=== Dataset extract ===

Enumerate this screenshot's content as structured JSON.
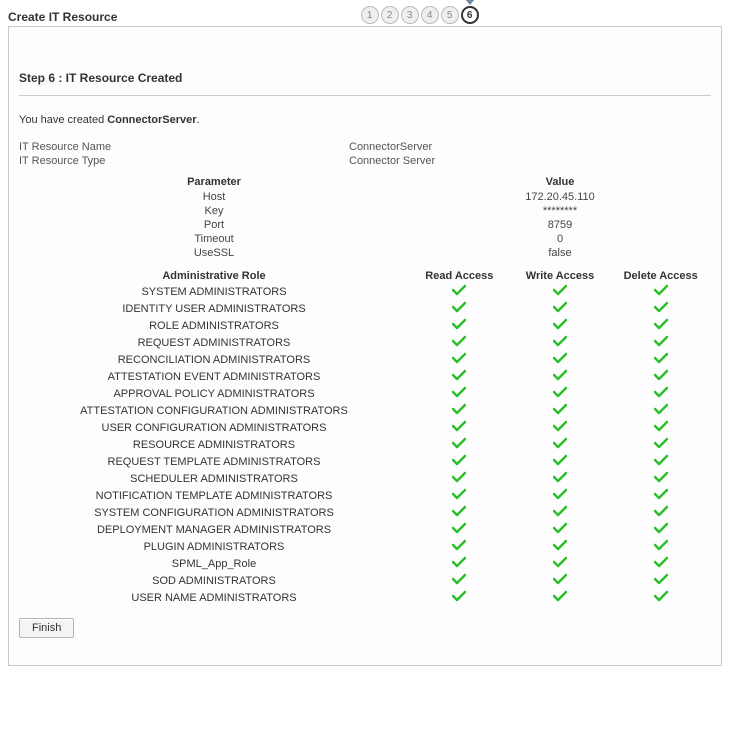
{
  "header": {
    "title": "Create IT Resource"
  },
  "stepper": {
    "steps": [
      "1",
      "2",
      "3",
      "4",
      "5",
      "6"
    ],
    "current_index": 5
  },
  "step_title": "Step 6 : IT Resource Created",
  "created": {
    "prefix": "You have created ",
    "name": "ConnectorServer",
    "suffix": "."
  },
  "info": [
    {
      "label": "IT Resource Name",
      "value": "ConnectorServer"
    },
    {
      "label": "IT Resource Type",
      "value": "Connector Server"
    }
  ],
  "parameters": {
    "headers": {
      "name": "Parameter",
      "value": "Value"
    },
    "rows": [
      {
        "name": "Host",
        "value": "172.20.45.110"
      },
      {
        "name": "Key",
        "value": "********"
      },
      {
        "name": "Port",
        "value": "8759"
      },
      {
        "name": "Timeout",
        "value": "0"
      },
      {
        "name": "UseSSL",
        "value": "false"
      }
    ]
  },
  "roles": {
    "headers": {
      "name": "Administrative Role",
      "read": "Read Access",
      "write": "Write Access",
      "delete": "Delete Access"
    },
    "rows": [
      {
        "name": "SYSTEM ADMINISTRATORS",
        "read": true,
        "write": true,
        "delete": true
      },
      {
        "name": "IDENTITY USER ADMINISTRATORS",
        "read": true,
        "write": true,
        "delete": true
      },
      {
        "name": "ROLE ADMINISTRATORS",
        "read": true,
        "write": true,
        "delete": true
      },
      {
        "name": "REQUEST ADMINISTRATORS",
        "read": true,
        "write": true,
        "delete": true
      },
      {
        "name": "RECONCILIATION ADMINISTRATORS",
        "read": true,
        "write": true,
        "delete": true
      },
      {
        "name": "ATTESTATION EVENT ADMINISTRATORS",
        "read": true,
        "write": true,
        "delete": true
      },
      {
        "name": "APPROVAL POLICY ADMINISTRATORS",
        "read": true,
        "write": true,
        "delete": true
      },
      {
        "name": "ATTESTATION CONFIGURATION ADMINISTRATORS",
        "read": true,
        "write": true,
        "delete": true
      },
      {
        "name": "USER CONFIGURATION ADMINISTRATORS",
        "read": true,
        "write": true,
        "delete": true
      },
      {
        "name": "RESOURCE ADMINISTRATORS",
        "read": true,
        "write": true,
        "delete": true
      },
      {
        "name": "REQUEST TEMPLATE ADMINISTRATORS",
        "read": true,
        "write": true,
        "delete": true
      },
      {
        "name": "SCHEDULER ADMINISTRATORS",
        "read": true,
        "write": true,
        "delete": true
      },
      {
        "name": "NOTIFICATION TEMPLATE ADMINISTRATORS",
        "read": true,
        "write": true,
        "delete": true
      },
      {
        "name": "SYSTEM CONFIGURATION ADMINISTRATORS",
        "read": true,
        "write": true,
        "delete": true
      },
      {
        "name": "DEPLOYMENT MANAGER ADMINISTRATORS",
        "read": true,
        "write": true,
        "delete": true
      },
      {
        "name": "PLUGIN ADMINISTRATORS",
        "read": true,
        "write": true,
        "delete": true
      },
      {
        "name": "SPML_App_Role",
        "read": true,
        "write": true,
        "delete": true
      },
      {
        "name": "SOD ADMINISTRATORS",
        "read": true,
        "write": true,
        "delete": true
      },
      {
        "name": "USER NAME ADMINISTRATORS",
        "read": true,
        "write": true,
        "delete": true
      }
    ]
  },
  "actions": {
    "finish_label": "Finish"
  }
}
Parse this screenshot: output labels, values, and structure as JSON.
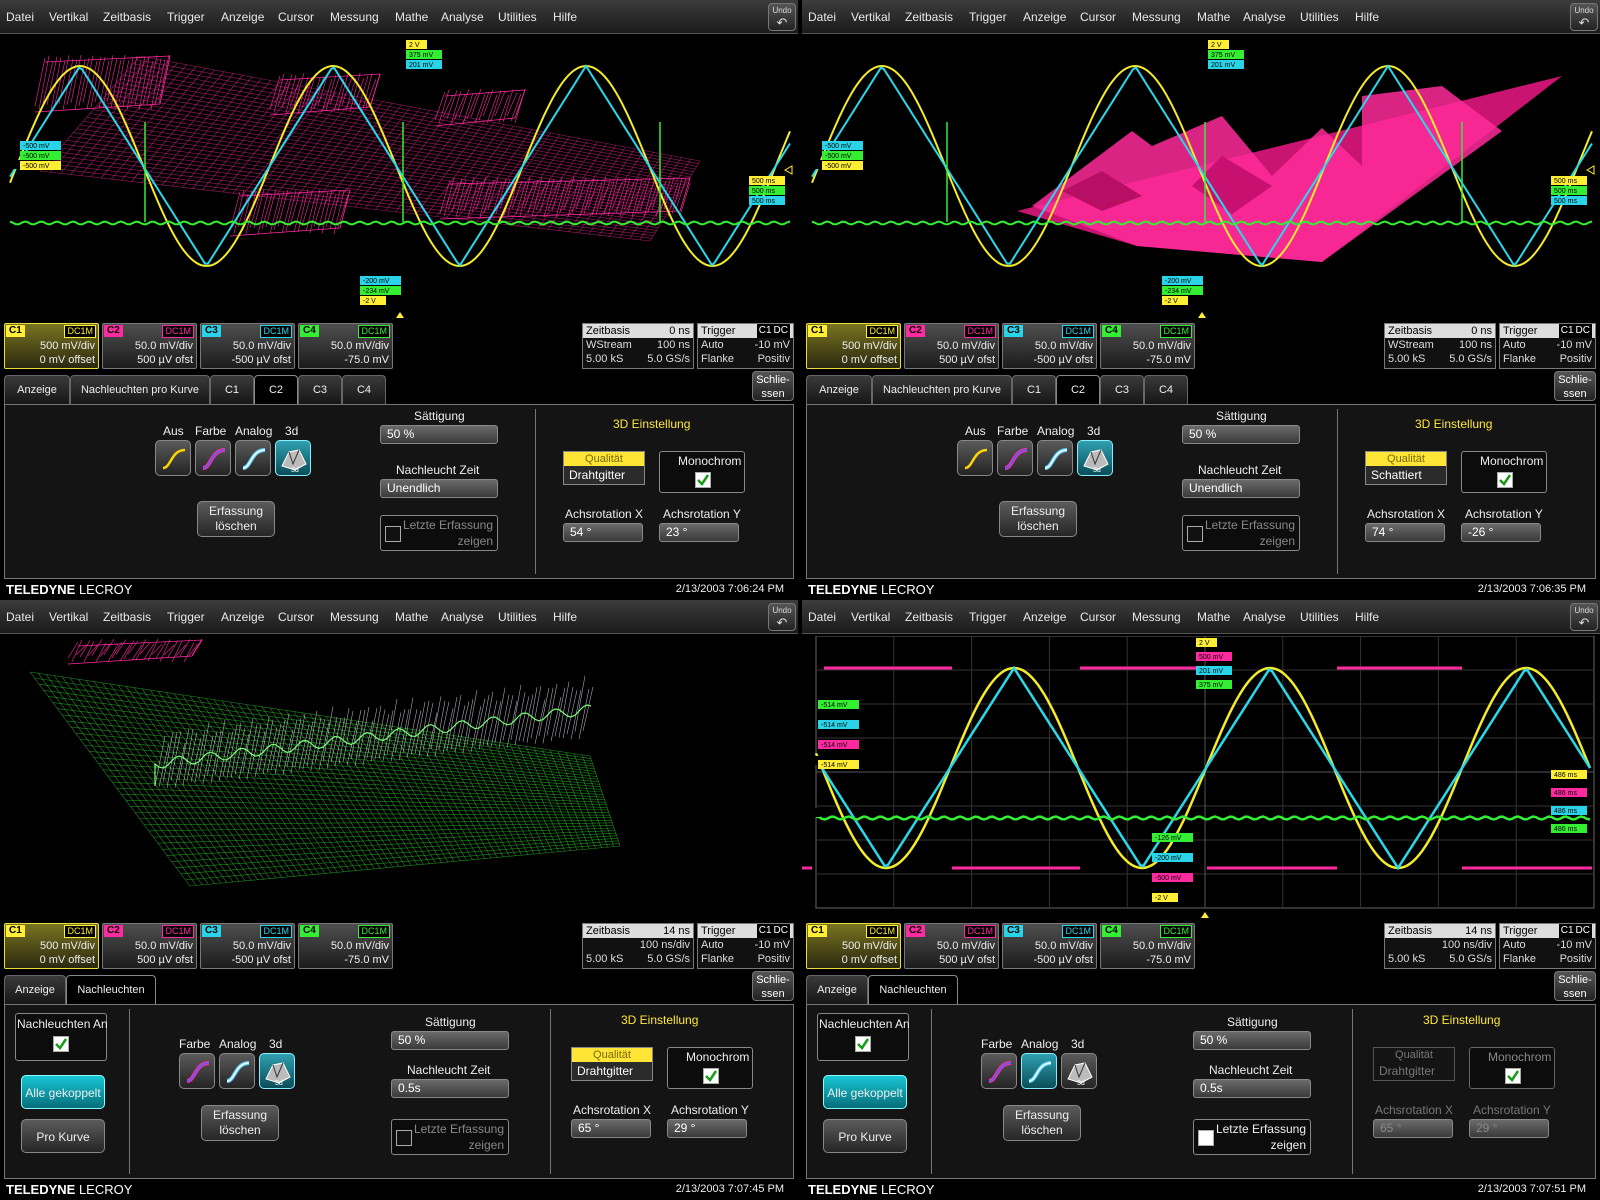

===

Prompt
What is the number of lines in this material that hold the string "JSON"? Answer with that number only.

Complete answer
2